Keep the pictures out of the copy and repeat the records exactly.

● **Entries**
--- start ---

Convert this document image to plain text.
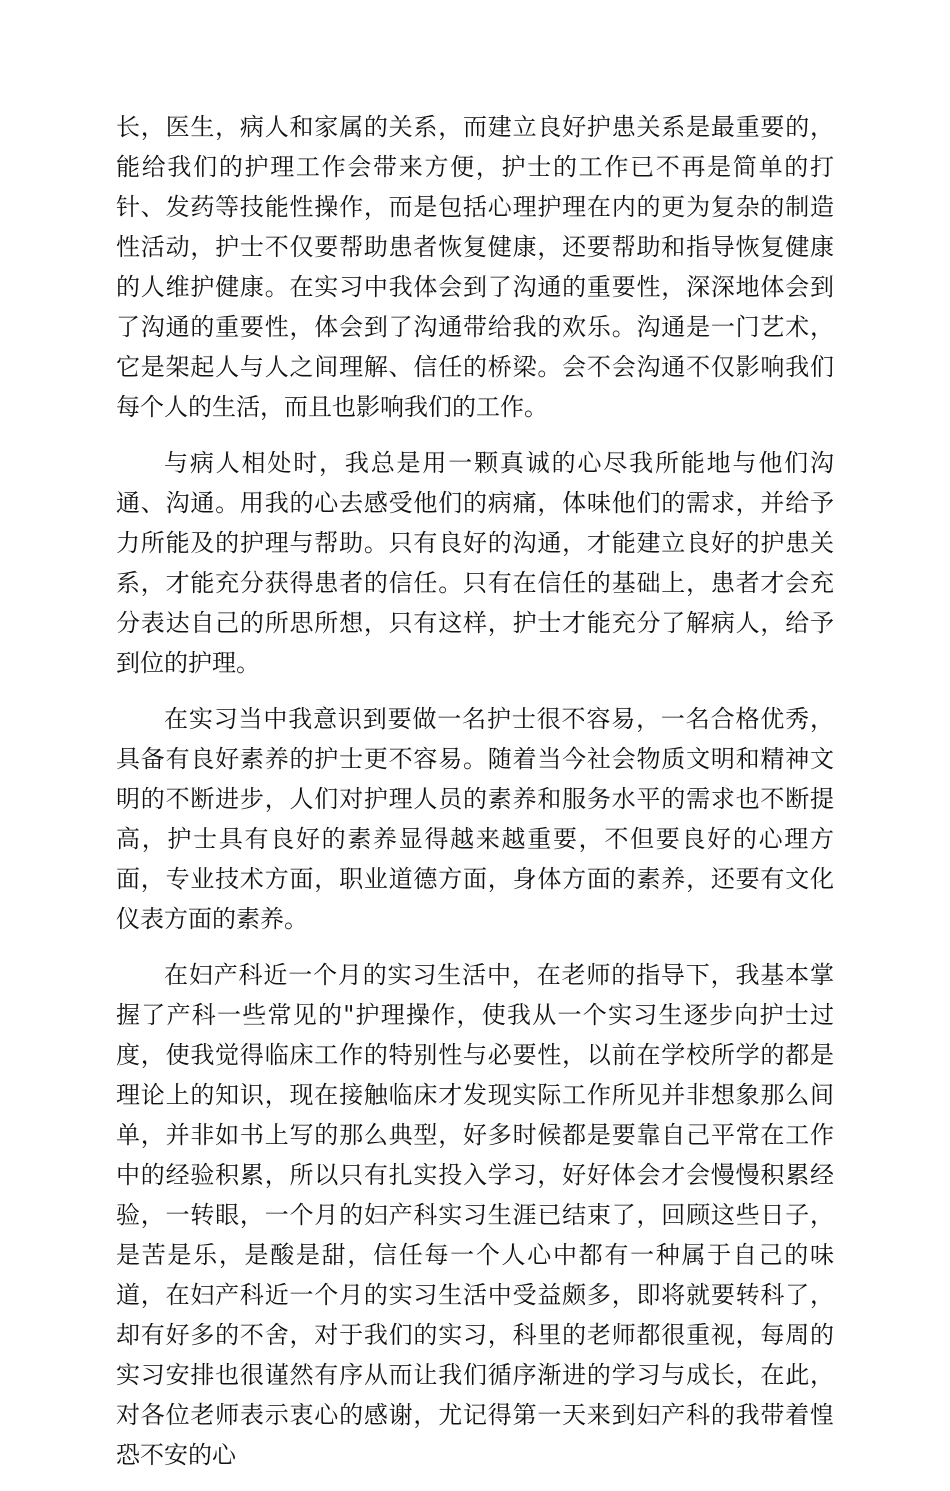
长，医生，病人和家属的关系，而建立良好护患关系是最重要的，能给我们的护理工作会带来方便，护士的工作已不再是简单的打针、发药等技能性操作，而是包括心理护理在内的更为复杂的制造性活动，护士不仅要帮助患者恢复健康，还要帮助和指导恢复健康的人维护健康。在实习中我体会到了沟通的重要性，深深地体会到了沟通的重要性，体会到了沟通带给我的欢乐。沟通是一门艺术，它是架起人与人之间理解、信任的桥梁。会不会沟通不仅影响我们每个人的生活，而且也影响我们的工作。

与病人相处时，我总是用一颗真诚的心尽我所能地与他们沟通、沟通。用我的心去感受他们的病痛，体味他们的需求，并给予力所能及的护理与帮助。只有良好的沟通，才能建立良好的护患关系，才能充分获得患者的信任。只有在信任的基础上，患者才会充分表达自己的所思所想，只有这样，护士才能充分了解病人，给予到位的护理。

在实习当中我意识到要做一名护士很不容易，一名合格优秀，具备有良好素养的护士更不容易。随着当今社会物质文明和精神文明的不断进步，人们对护理人员的素养和服务水平的需求也不断提高，护士具有良好的素养显得越来越重要，不但要良好的心理方面，专业技术方面，职业道德方面，身体方面的素养，还要有文化仪表方面的素养。

在妇产科近一个月的实习生活中，在老师的指导下，我基本掌握了产科一些常见的"护理操作，使我从一个实习生逐步向护士过度，使我觉得临床工作的特别性与必要性，以前在学校所学的都是理论上的知识，现在接触临床才发现实际工作所见并非想象那么间单，并非如书上写的那么典型，好多时候都是要靠自己平常在工作中的经验积累，所以只有扎实投入学习，好好体会才会慢慢积累经验，一转眼，一个月的妇产科实习生涯已结束了，回顾这些日子，是苦是乐，是酸是甜，信任每一个人心中都有一种属于自己的味道，在妇产科近一个月的实习生活中受益颇多，即将就要转科了，却有好多的不舍，对于我们的实习，科里的老师都很重视，每周的实习安排也很谨然有序从而让我们循序渐进的学习与成长，在此，对各位老师表示衷心的感谢，尤记得第一天来到妇产科的我带着惶恐不安的心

--- end ---

● **Reply to the exercise**
Convert this document image to plain text.
长，医生，病人和家属的关系，而建立良好护患关系是最重要的，能给我们的护理工作会带来方便，护士的工作已不再是简单的打针、发药等技能性操作，而是包括心理护理在内的更为复杂的制造性活动，护士不仅要帮助患者恢复健康，还要帮助和指导恢复健康的人维护健康。在实习中我体会到了沟通的重要性，深深地体会到了沟通的重要性，体会到了沟通带给我的欢乐。沟通是一门艺术，它是架起人与人之间理解、信任的桥梁。会不会沟通不仅影响我们每个人的生活，而且也影响我们的工作。

与病人相处时，我总是用一颗真诚的心尽我所能地与他们沟通、沟通。用我的心去感受他们的病痛，体味他们的需求，并给予力所能及的护理与帮助。只有良好的沟通，才能建立良好的护患关系，才能充分获得患者的信任。只有在信任的基础上，患者才会充分表达自己的所思所想，只有这样，护士才能充分了解病人，给予到位的护理。

在实习当中我意识到要做一名护士很不容易，一名合格优秀，具备有良好素养的护士更不容易。随着当今社会物质文明和精神文明的不断进步，人们对护理人员的素养和服务水平的需求也不断提高，护士具有良好的素养显得越来越重要，不但要良好的心理方面，专业技术方面，职业道德方面，身体方面的素养，还要有文化仪表方面的素养。

在妇产科近一个月的实习生活中，在老师的指导下，我基本掌握了产科一些常见的"护理操作，使我从一个实习生逐步向护士过度，使我觉得临床工作的特别性与必要性，以前在学校所学的都是理论上的知识，现在接触临床才发现实际工作所见并非想象那么间单，并非如书上写的那么典型，好多时候都是要靠自己平常在工作中的经验积累，所以只有扎实投入学习，好好体会才会慢慢积累经验，一转眼，一个月的妇产科实习生涯已结束了，回顾这些日子，是苦是乐，是酸是甜，信任每一个人心中都有一种属于自己的味道，在妇产科近一个月的实习生活中受益颇多，即将就要转科了，却有好多的不舍，对于我们的实习，科里的老师都很重视，每周的实习安排也很谨然有序从而让我们循序渐进的学习与成长，在此，对各位老师表示衷心的感谢，尤记得第一天来到妇产科的我带着惶恐不安的心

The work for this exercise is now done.